Une expression du résultat de l’étude SPRINT est d’indiquer que l’ajout d’un médicament antihypertenseur chez des hypertendus déjà traités va permettre d’éviter un événement sur une période de 3,2 ans tous les 61 patients. Un décès sera évité tous les 90 patients traités.
En parallèle du bénéfice observé sur la prévention des complications, il est noté une augmentation des effets indésirables liés aux traitements (hypotension, insuffisance rénale, hypokaliémie, hyponatrémie). Il n’y a toutefois que moins de 5 % des patients qui ont eu un réel problème de tolérance rénale associé à cette augmentation du traitement. Une des raisons de la bonne tolérance des traitements antihypertenseurs dans SPRINT est secondaire à la sélection des hypertendus les moins graves et les moins fragiles pour satisfaire les critères d’inclusion de l’étude (les patients institutionnalisés notamment n’ont pas été inclus dans l’étude).
Commentaire : Pr Xavier Girerd, Paris
Les conséquences pratiques de l’étude SPRINT sont encore incertaines. Aux USA, elle sera la justification d’une mise à jour des recommandations du JNC qui fixeront sans doute un objectif d’une PAS < 140 mmHg chez les hypertendus âgés de plus de 60 ans, comme c’est déjà le cas en Europe. En France, la recommandation de 2013 de la SFHTA avait proposé que l’objectif chez tous les hypertendus soit une PAS entre 130 et 139 mmHg et l’étude SPRINT vient donc conforter cet avis.

▸ **Jeu de données**
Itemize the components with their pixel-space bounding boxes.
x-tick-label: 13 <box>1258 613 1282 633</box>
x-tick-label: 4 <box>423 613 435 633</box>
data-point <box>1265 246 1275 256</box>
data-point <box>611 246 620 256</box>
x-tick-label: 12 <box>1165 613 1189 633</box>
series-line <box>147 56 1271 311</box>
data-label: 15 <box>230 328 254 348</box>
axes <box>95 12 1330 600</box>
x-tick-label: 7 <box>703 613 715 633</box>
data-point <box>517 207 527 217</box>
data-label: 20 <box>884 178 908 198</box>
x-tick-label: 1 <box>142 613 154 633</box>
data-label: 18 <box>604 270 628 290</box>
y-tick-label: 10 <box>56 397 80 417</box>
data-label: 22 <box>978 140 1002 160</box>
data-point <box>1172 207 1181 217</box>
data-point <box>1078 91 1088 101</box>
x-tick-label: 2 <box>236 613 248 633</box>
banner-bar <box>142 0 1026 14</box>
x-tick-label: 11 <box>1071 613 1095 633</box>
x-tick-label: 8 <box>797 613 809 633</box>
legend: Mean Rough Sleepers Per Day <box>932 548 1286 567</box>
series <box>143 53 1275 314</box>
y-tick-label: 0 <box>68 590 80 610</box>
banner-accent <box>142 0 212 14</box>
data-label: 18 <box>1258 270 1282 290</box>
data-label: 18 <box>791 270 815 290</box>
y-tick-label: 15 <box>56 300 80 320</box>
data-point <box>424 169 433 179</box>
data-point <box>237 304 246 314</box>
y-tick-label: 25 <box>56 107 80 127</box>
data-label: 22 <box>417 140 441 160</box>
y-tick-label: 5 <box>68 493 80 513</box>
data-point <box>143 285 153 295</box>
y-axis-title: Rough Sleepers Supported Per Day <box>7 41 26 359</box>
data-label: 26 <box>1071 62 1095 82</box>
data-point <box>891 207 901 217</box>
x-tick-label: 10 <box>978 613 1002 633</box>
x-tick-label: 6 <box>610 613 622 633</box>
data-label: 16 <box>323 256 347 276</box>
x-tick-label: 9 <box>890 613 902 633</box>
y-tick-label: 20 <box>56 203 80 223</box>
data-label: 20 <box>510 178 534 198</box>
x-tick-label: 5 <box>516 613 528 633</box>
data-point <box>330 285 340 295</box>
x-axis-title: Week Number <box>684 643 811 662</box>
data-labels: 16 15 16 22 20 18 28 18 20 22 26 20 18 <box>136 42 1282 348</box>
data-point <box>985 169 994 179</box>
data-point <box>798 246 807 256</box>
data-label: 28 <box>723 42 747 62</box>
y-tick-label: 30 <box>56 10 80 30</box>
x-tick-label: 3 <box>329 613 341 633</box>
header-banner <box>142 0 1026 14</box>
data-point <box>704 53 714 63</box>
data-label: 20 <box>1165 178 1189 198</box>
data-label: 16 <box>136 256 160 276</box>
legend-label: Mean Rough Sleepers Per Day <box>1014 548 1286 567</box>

▸ **Travail demandé**
D'après l'extrait sur l'étude SPRINT, un décès sera évité pour combien de patients traités ? Les items proviennent d'une source distincte de l'extrait.

▸ **Réponse à l'exercice**
Un décès sera évité tous les 90 patients traités.